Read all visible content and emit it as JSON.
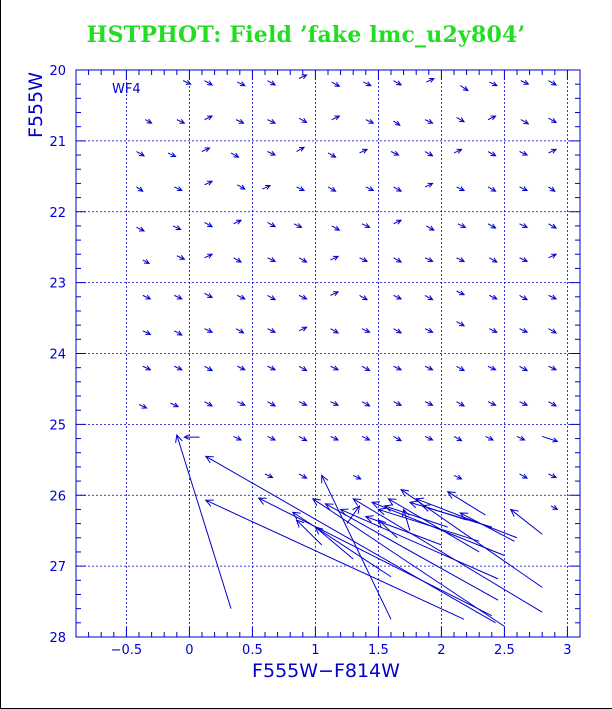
{
  "chart_data": {
    "type": "vector",
    "title": "HSTPHOT: Field ’fake lmc_u2y804’",
    "panel_label": "WF4",
    "xlabel": "F555W−F814W",
    "ylabel": "F555W",
    "xlim": [
      -0.9,
      3.1
    ],
    "ylim": [
      28,
      20
    ],
    "y_inverted": true,
    "grid": true,
    "xticks": [
      -0.5,
      0,
      0.5,
      1,
      1.5,
      2,
      2.5,
      3
    ],
    "xtick_labels": [
      "−0.5",
      "0",
      "0.5",
      "1",
      "1.5",
      "2",
      "2.5",
      "3"
    ],
    "yticks": [
      20,
      21,
      22,
      23,
      24,
      25,
      26,
      27,
      28
    ],
    "ytick_labels": [
      "20",
      "21",
      "22",
      "23",
      "24",
      "25",
      "26",
      "27",
      "28"
    ],
    "colors": {
      "title": "#22dd22",
      "axes": "#0000cc",
      "vectors": "#0000cc"
    },
    "long_vectors": [
      {
        "x0": 0.33,
        "y0": 27.6,
        "x1": -0.1,
        "y1": 25.15
      },
      {
        "x0": 2.18,
        "y0": 27.75,
        "x1": 0.13,
        "y1": 26.07
      },
      {
        "x0": 2.43,
        "y0": 27.8,
        "x1": 0.13,
        "y1": 25.45
      },
      {
        "x0": 2.4,
        "y0": 27.7,
        "x1": 0.55,
        "y1": 26.04
      },
      {
        "x0": 1.6,
        "y0": 27.75,
        "x1": 1.05,
        "y1": 25.72
      },
      {
        "x0": 1.6,
        "y0": 27.15,
        "x1": 0.82,
        "y1": 26.24
      },
      {
        "x0": 2.5,
        "y0": 27.85,
        "x1": 0.98,
        "y1": 26.05
      },
      {
        "x0": 2.45,
        "y0": 27.48,
        "x1": 1.08,
        "y1": 26.12
      },
      {
        "x0": 2.45,
        "y0": 27.18,
        "x1": 1.2,
        "y1": 26.2
      },
      {
        "x0": 2.8,
        "y0": 27.65,
        "x1": 1.3,
        "y1": 26.05
      },
      {
        "x0": 2.5,
        "y0": 26.85,
        "x1": 1.45,
        "y1": 26.1
      },
      {
        "x0": 2.3,
        "y0": 26.65,
        "x1": 1.5,
        "y1": 26.2
      },
      {
        "x0": 2.8,
        "y0": 27.3,
        "x1": 1.68,
        "y1": 25.92
      },
      {
        "x0": 2.3,
        "y0": 26.8,
        "x1": 1.58,
        "y1": 26.05
      },
      {
        "x0": 2.0,
        "y0": 26.7,
        "x1": 1.4,
        "y1": 26.3
      },
      {
        "x0": 2.6,
        "y0": 26.6,
        "x1": 1.8,
        "y1": 26.05
      },
      {
        "x0": 2.4,
        "y0": 26.45,
        "x1": 1.75,
        "y1": 26.1
      },
      {
        "x0": 2.2,
        "y0": 26.35,
        "x1": 1.85,
        "y1": 26.15
      },
      {
        "x0": 2.05,
        "y0": 26.45,
        "x1": 1.55,
        "y1": 26.15
      },
      {
        "x0": 2.35,
        "y0": 26.28,
        "x1": 2.05,
        "y1": 25.95
      },
      {
        "x0": 2.58,
        "y0": 26.65,
        "x1": 2.15,
        "y1": 26.25
      },
      {
        "x0": 2.8,
        "y0": 26.55,
        "x1": 2.55,
        "y1": 26.2
      },
      {
        "x0": 1.05,
        "y0": 26.7,
        "x1": 0.85,
        "y1": 26.35
      },
      {
        "x0": 1.3,
        "y0": 26.9,
        "x1": 1.0,
        "y1": 26.45
      },
      {
        "x0": 1.25,
        "y0": 26.4,
        "x1": 1.35,
        "y1": 26.15
      },
      {
        "x0": 1.65,
        "y0": 26.6,
        "x1": 1.5,
        "y1": 26.35
      },
      {
        "x0": 1.75,
        "y0": 26.5,
        "x1": 1.7,
        "y1": 26.2
      }
    ],
    "short_vectors": [
      {
        "x": -0.05,
        "y": 20.15,
        "dx": 0.06,
        "dy": 0.05
      },
      {
        "x": 0.12,
        "y": 20.15,
        "dx": 0.06,
        "dy": 0.06
      },
      {
        "x": 0.38,
        "y": 20.17,
        "dx": 0.06,
        "dy": 0.05
      },
      {
        "x": 0.62,
        "y": 20.15,
        "dx": 0.06,
        "dy": 0.06
      },
      {
        "x": 0.87,
        "y": 20.12,
        "dx": 0.06,
        "dy": -0.05
      },
      {
        "x": 1.13,
        "y": 20.17,
        "dx": 0.06,
        "dy": 0.06
      },
      {
        "x": 1.38,
        "y": 20.17,
        "dx": 0.06,
        "dy": 0.05
      },
      {
        "x": 1.62,
        "y": 20.15,
        "dx": 0.06,
        "dy": 0.06
      },
      {
        "x": 1.88,
        "y": 20.17,
        "dx": 0.06,
        "dy": -0.05
      },
      {
        "x": 2.15,
        "y": 20.22,
        "dx": 0.06,
        "dy": 0.07
      },
      {
        "x": 2.38,
        "y": 20.17,
        "dx": 0.06,
        "dy": 0.05
      },
      {
        "x": 2.63,
        "y": 20.15,
        "dx": 0.06,
        "dy": 0.05
      },
      {
        "x": 2.85,
        "y": 20.15,
        "dx": 0.06,
        "dy": 0.06
      },
      {
        "x": -0.35,
        "y": 20.7,
        "dx": 0.05,
        "dy": 0.05
      },
      {
        "x": -0.1,
        "y": 20.7,
        "dx": 0.06,
        "dy": 0.05
      },
      {
        "x": 0.12,
        "y": 20.7,
        "dx": 0.06,
        "dy": -0.05
      },
      {
        "x": 0.37,
        "y": 20.7,
        "dx": 0.06,
        "dy": 0.05
      },
      {
        "x": 0.62,
        "y": 20.7,
        "dx": 0.06,
        "dy": 0.05
      },
      {
        "x": 0.87,
        "y": 20.68,
        "dx": 0.06,
        "dy": 0.06
      },
      {
        "x": 1.13,
        "y": 20.7,
        "dx": 0.06,
        "dy": -0.05
      },
      {
        "x": 1.4,
        "y": 20.7,
        "dx": 0.06,
        "dy": 0.05
      },
      {
        "x": 1.62,
        "y": 20.72,
        "dx": 0.05,
        "dy": 0.06
      },
      {
        "x": 1.87,
        "y": 20.7,
        "dx": 0.06,
        "dy": 0.05
      },
      {
        "x": 2.12,
        "y": 20.67,
        "dx": 0.06,
        "dy": 0.06
      },
      {
        "x": 2.37,
        "y": 20.7,
        "dx": 0.06,
        "dy": -0.05
      },
      {
        "x": 2.63,
        "y": 20.7,
        "dx": 0.06,
        "dy": 0.06
      },
      {
        "x": 2.85,
        "y": 20.68,
        "dx": 0.06,
        "dy": 0.06
      },
      {
        "x": -0.42,
        "y": 21.15,
        "dx": 0.06,
        "dy": 0.06
      },
      {
        "x": -0.17,
        "y": 21.17,
        "dx": 0.06,
        "dy": 0.05
      },
      {
        "x": 0.1,
        "y": 21.15,
        "dx": 0.06,
        "dy": -0.05
      },
      {
        "x": 0.33,
        "y": 21.17,
        "dx": 0.06,
        "dy": 0.06
      },
      {
        "x": 0.62,
        "y": 21.15,
        "dx": 0.06,
        "dy": 0.05
      },
      {
        "x": 0.85,
        "y": 21.15,
        "dx": 0.06,
        "dy": -0.06
      },
      {
        "x": 1.1,
        "y": 21.17,
        "dx": 0.06,
        "dy": 0.06
      },
      {
        "x": 1.35,
        "y": 21.17,
        "dx": 0.06,
        "dy": -0.05
      },
      {
        "x": 1.6,
        "y": 21.15,
        "dx": 0.06,
        "dy": 0.05
      },
      {
        "x": 1.87,
        "y": 21.15,
        "dx": 0.06,
        "dy": 0.06
      },
      {
        "x": 2.1,
        "y": 21.17,
        "dx": 0.06,
        "dy": -0.05
      },
      {
        "x": 2.37,
        "y": 21.15,
        "dx": 0.06,
        "dy": 0.06
      },
      {
        "x": 2.62,
        "y": 21.15,
        "dx": 0.06,
        "dy": 0.05
      },
      {
        "x": 2.85,
        "y": 21.17,
        "dx": 0.06,
        "dy": -0.05
      },
      {
        "x": -0.42,
        "y": 21.65,
        "dx": 0.05,
        "dy": 0.06
      },
      {
        "x": -0.12,
        "y": 21.65,
        "dx": 0.06,
        "dy": 0.05
      },
      {
        "x": 0.12,
        "y": 21.62,
        "dx": 0.06,
        "dy": -0.05
      },
      {
        "x": 0.38,
        "y": 21.62,
        "dx": 0.06,
        "dy": 0.06
      },
      {
        "x": 0.58,
        "y": 21.68,
        "dx": 0.06,
        "dy": -0.05
      },
      {
        "x": 0.85,
        "y": 21.65,
        "dx": 0.06,
        "dy": 0.05
      },
      {
        "x": 1.1,
        "y": 21.65,
        "dx": 0.06,
        "dy": 0.06
      },
      {
        "x": 1.4,
        "y": 21.65,
        "dx": 0.06,
        "dy": 0.05
      },
      {
        "x": 1.62,
        "y": 21.65,
        "dx": 0.06,
        "dy": 0.06
      },
      {
        "x": 1.87,
        "y": 21.65,
        "dx": 0.06,
        "dy": -0.05
      },
      {
        "x": 2.12,
        "y": 21.65,
        "dx": 0.06,
        "dy": 0.05
      },
      {
        "x": 2.37,
        "y": 21.65,
        "dx": 0.06,
        "dy": 0.06
      },
      {
        "x": 2.62,
        "y": 21.65,
        "dx": 0.06,
        "dy": 0.05
      },
      {
        "x": 2.85,
        "y": 21.65,
        "dx": 0.05,
        "dy": 0.06
      },
      {
        "x": -0.42,
        "y": 22.22,
        "dx": 0.06,
        "dy": 0.05
      },
      {
        "x": -0.13,
        "y": 22.2,
        "dx": 0.06,
        "dy": 0.05
      },
      {
        "x": 0.12,
        "y": 22.15,
        "dx": 0.06,
        "dy": 0.06
      },
      {
        "x": 0.35,
        "y": 22.17,
        "dx": 0.06,
        "dy": -0.05
      },
      {
        "x": 0.62,
        "y": 22.15,
        "dx": 0.06,
        "dy": 0.06
      },
      {
        "x": 0.83,
        "y": 22.17,
        "dx": 0.06,
        "dy": 0.05
      },
      {
        "x": 1.13,
        "y": 22.2,
        "dx": 0.06,
        "dy": 0.06
      },
      {
        "x": 1.37,
        "y": 22.17,
        "dx": 0.06,
        "dy": 0.05
      },
      {
        "x": 1.62,
        "y": 22.17,
        "dx": 0.06,
        "dy": -0.05
      },
      {
        "x": 1.88,
        "y": 22.2,
        "dx": 0.06,
        "dy": 0.06
      },
      {
        "x": 2.13,
        "y": 22.17,
        "dx": 0.06,
        "dy": 0.05
      },
      {
        "x": 2.37,
        "y": 22.17,
        "dx": 0.06,
        "dy": 0.06
      },
      {
        "x": 2.62,
        "y": 22.17,
        "dx": 0.06,
        "dy": 0.05
      },
      {
        "x": 2.85,
        "y": 22.17,
        "dx": 0.06,
        "dy": 0.06
      },
      {
        "x": -0.37,
        "y": 22.68,
        "dx": 0.05,
        "dy": 0.05
      },
      {
        "x": -0.1,
        "y": 22.62,
        "dx": 0.06,
        "dy": 0.05
      },
      {
        "x": 0.12,
        "y": 22.65,
        "dx": 0.06,
        "dy": -0.05
      },
      {
        "x": 0.35,
        "y": 22.65,
        "dx": 0.06,
        "dy": 0.06
      },
      {
        "x": 0.62,
        "y": 22.65,
        "dx": 0.06,
        "dy": 0.05
      },
      {
        "x": 0.87,
        "y": 22.65,
        "dx": 0.06,
        "dy": 0.06
      },
      {
        "x": 1.12,
        "y": 22.68,
        "dx": 0.06,
        "dy": -0.05
      },
      {
        "x": 1.35,
        "y": 22.65,
        "dx": 0.06,
        "dy": 0.05
      },
      {
        "x": 1.62,
        "y": 22.65,
        "dx": 0.06,
        "dy": 0.06
      },
      {
        "x": 1.87,
        "y": 22.65,
        "dx": 0.06,
        "dy": 0.05
      },
      {
        "x": 2.12,
        "y": 22.65,
        "dx": 0.06,
        "dy": 0.05
      },
      {
        "x": 2.38,
        "y": 22.65,
        "dx": 0.06,
        "dy": 0.06
      },
      {
        "x": 2.62,
        "y": 22.65,
        "dx": 0.06,
        "dy": 0.05
      },
      {
        "x": 2.85,
        "y": 22.65,
        "dx": 0.06,
        "dy": -0.05
      },
      {
        "x": -0.37,
        "y": 23.18,
        "dx": 0.06,
        "dy": 0.05
      },
      {
        "x": -0.12,
        "y": 23.18,
        "dx": 0.06,
        "dy": 0.05
      },
      {
        "x": 0.12,
        "y": 23.15,
        "dx": 0.06,
        "dy": 0.06
      },
      {
        "x": 0.38,
        "y": 23.18,
        "dx": 0.06,
        "dy": 0.05
      },
      {
        "x": 0.62,
        "y": 23.18,
        "dx": 0.06,
        "dy": 0.06
      },
      {
        "x": 0.87,
        "y": 23.18,
        "dx": 0.06,
        "dy": 0.05
      },
      {
        "x": 1.12,
        "y": 23.18,
        "dx": 0.06,
        "dy": -0.05
      },
      {
        "x": 1.35,
        "y": 23.18,
        "dx": 0.06,
        "dy": 0.06
      },
      {
        "x": 1.62,
        "y": 23.18,
        "dx": 0.06,
        "dy": 0.05
      },
      {
        "x": 1.87,
        "y": 23.18,
        "dx": 0.06,
        "dy": 0.06
      },
      {
        "x": 2.12,
        "y": 23.12,
        "dx": 0.06,
        "dy": 0.05
      },
      {
        "x": 2.38,
        "y": 23.18,
        "dx": 0.06,
        "dy": 0.05
      },
      {
        "x": 2.62,
        "y": 23.18,
        "dx": 0.06,
        "dy": 0.06
      },
      {
        "x": 2.85,
        "y": 23.18,
        "dx": 0.06,
        "dy": 0.05
      },
      {
        "x": -0.37,
        "y": 23.68,
        "dx": 0.06,
        "dy": 0.05
      },
      {
        "x": -0.12,
        "y": 23.68,
        "dx": 0.06,
        "dy": 0.06
      },
      {
        "x": 0.12,
        "y": 23.65,
        "dx": 0.06,
        "dy": 0.05
      },
      {
        "x": 0.37,
        "y": 23.65,
        "dx": 0.06,
        "dy": 0.06
      },
      {
        "x": 0.62,
        "y": 23.65,
        "dx": 0.06,
        "dy": 0.05
      },
      {
        "x": 0.87,
        "y": 23.68,
        "dx": 0.06,
        "dy": -0.05
      },
      {
        "x": 1.12,
        "y": 23.65,
        "dx": 0.06,
        "dy": 0.06
      },
      {
        "x": 1.37,
        "y": 23.65,
        "dx": 0.06,
        "dy": 0.05
      },
      {
        "x": 1.62,
        "y": 23.65,
        "dx": 0.06,
        "dy": 0.06
      },
      {
        "x": 1.87,
        "y": 23.65,
        "dx": 0.06,
        "dy": 0.05
      },
      {
        "x": 2.12,
        "y": 23.55,
        "dx": 0.06,
        "dy": 0.06
      },
      {
        "x": 2.38,
        "y": 23.65,
        "dx": 0.06,
        "dy": 0.05
      },
      {
        "x": 2.62,
        "y": 23.65,
        "dx": 0.06,
        "dy": 0.05
      },
      {
        "x": 2.85,
        "y": 23.65,
        "dx": 0.06,
        "dy": 0.06
      },
      {
        "x": -0.37,
        "y": 24.18,
        "dx": 0.06,
        "dy": 0.05
      },
      {
        "x": -0.12,
        "y": 24.18,
        "dx": 0.06,
        "dy": 0.05
      },
      {
        "x": 0.12,
        "y": 24.18,
        "dx": 0.06,
        "dy": 0.06
      },
      {
        "x": 0.38,
        "y": 24.18,
        "dx": 0.06,
        "dy": 0.05
      },
      {
        "x": 0.62,
        "y": 24.18,
        "dx": 0.06,
        "dy": 0.05
      },
      {
        "x": 0.87,
        "y": 24.18,
        "dx": 0.06,
        "dy": 0.06
      },
      {
        "x": 1.12,
        "y": 24.18,
        "dx": 0.06,
        "dy": 0.05
      },
      {
        "x": 1.37,
        "y": 24.18,
        "dx": 0.06,
        "dy": 0.06
      },
      {
        "x": 1.62,
        "y": 24.18,
        "dx": 0.06,
        "dy": 0.05
      },
      {
        "x": 1.87,
        "y": 24.18,
        "dx": 0.06,
        "dy": 0.05
      },
      {
        "x": 2.12,
        "y": 24.18,
        "dx": 0.06,
        "dy": 0.06
      },
      {
        "x": 2.37,
        "y": 24.18,
        "dx": 0.06,
        "dy": 0.05
      },
      {
        "x": 2.62,
        "y": 24.18,
        "dx": 0.06,
        "dy": 0.06
      },
      {
        "x": 2.85,
        "y": 24.18,
        "dx": 0.06,
        "dy": 0.05
      },
      {
        "x": -0.4,
        "y": 24.72,
        "dx": 0.06,
        "dy": 0.05
      },
      {
        "x": -0.15,
        "y": 24.7,
        "dx": 0.06,
        "dy": 0.05
      },
      {
        "x": 0.12,
        "y": 24.68,
        "dx": 0.06,
        "dy": 0.06
      },
      {
        "x": 0.38,
        "y": 24.68,
        "dx": 0.06,
        "dy": 0.05
      },
      {
        "x": 0.62,
        "y": 24.68,
        "dx": 0.06,
        "dy": 0.06
      },
      {
        "x": 0.87,
        "y": 24.68,
        "dx": 0.06,
        "dy": 0.05
      },
      {
        "x": 1.12,
        "y": 24.68,
        "dx": 0.06,
        "dy": 0.05
      },
      {
        "x": 1.37,
        "y": 24.68,
        "dx": 0.06,
        "dy": 0.06
      },
      {
        "x": 1.62,
        "y": 24.68,
        "dx": 0.06,
        "dy": 0.05
      },
      {
        "x": 1.87,
        "y": 24.68,
        "dx": 0.06,
        "dy": 0.05
      },
      {
        "x": 2.12,
        "y": 24.68,
        "dx": 0.06,
        "dy": 0.06
      },
      {
        "x": 2.37,
        "y": 24.68,
        "dx": 0.06,
        "dy": 0.05
      },
      {
        "x": 2.62,
        "y": 24.68,
        "dx": 0.06,
        "dy": 0.05
      },
      {
        "x": 2.85,
        "y": 24.68,
        "dx": 0.06,
        "dy": 0.06
      },
      {
        "x": 0.08,
        "y": 25.18,
        "dx": -0.12,
        "dy": 0.0
      },
      {
        "x": 0.35,
        "y": 25.17,
        "dx": 0.06,
        "dy": 0.05
      },
      {
        "x": 0.62,
        "y": 25.17,
        "dx": 0.06,
        "dy": 0.05
      },
      {
        "x": 0.87,
        "y": 25.17,
        "dx": 0.06,
        "dy": 0.06
      },
      {
        "x": 1.12,
        "y": 25.17,
        "dx": 0.06,
        "dy": 0.05
      },
      {
        "x": 1.37,
        "y": 25.17,
        "dx": 0.06,
        "dy": 0.05
      },
      {
        "x": 1.62,
        "y": 25.17,
        "dx": 0.06,
        "dy": 0.06
      },
      {
        "x": 1.87,
        "y": 25.17,
        "dx": 0.06,
        "dy": 0.05
      },
      {
        "x": 2.1,
        "y": 25.17,
        "dx": 0.06,
        "dy": 0.06
      },
      {
        "x": 2.35,
        "y": 25.17,
        "dx": 0.06,
        "dy": 0.05
      },
      {
        "x": 2.6,
        "y": 25.17,
        "dx": 0.06,
        "dy": 0.05
      },
      {
        "x": 2.8,
        "y": 25.17,
        "dx": 0.12,
        "dy": 0.07
      },
      {
        "x": 0.6,
        "y": 25.7,
        "dx": 0.06,
        "dy": 0.05
      },
      {
        "x": 0.87,
        "y": 25.7,
        "dx": 0.06,
        "dy": 0.06
      },
      {
        "x": 1.3,
        "y": 25.72,
        "dx": 0.06,
        "dy": 0.05
      },
      {
        "x": 2.1,
        "y": 25.72,
        "dx": 0.06,
        "dy": 0.05
      },
      {
        "x": 2.62,
        "y": 25.7,
        "dx": 0.06,
        "dy": 0.06
      },
      {
        "x": 2.85,
        "y": 25.7,
        "dx": 0.06,
        "dy": 0.05
      },
      {
        "x": 2.87,
        "y": 26.15,
        "dx": 0.05,
        "dy": 0.05
      }
    ]
  }
}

☆ ☆ ☆ ☆ ☆ ☆ ☆

■ STATED GOAL ■
Write out every line from the entries where "title" appears.

■ ANSWER IN FULL ■
    "title": "HSTPHOT: Field ’fake lmc_u2y804’",
      "title": "#22dd22",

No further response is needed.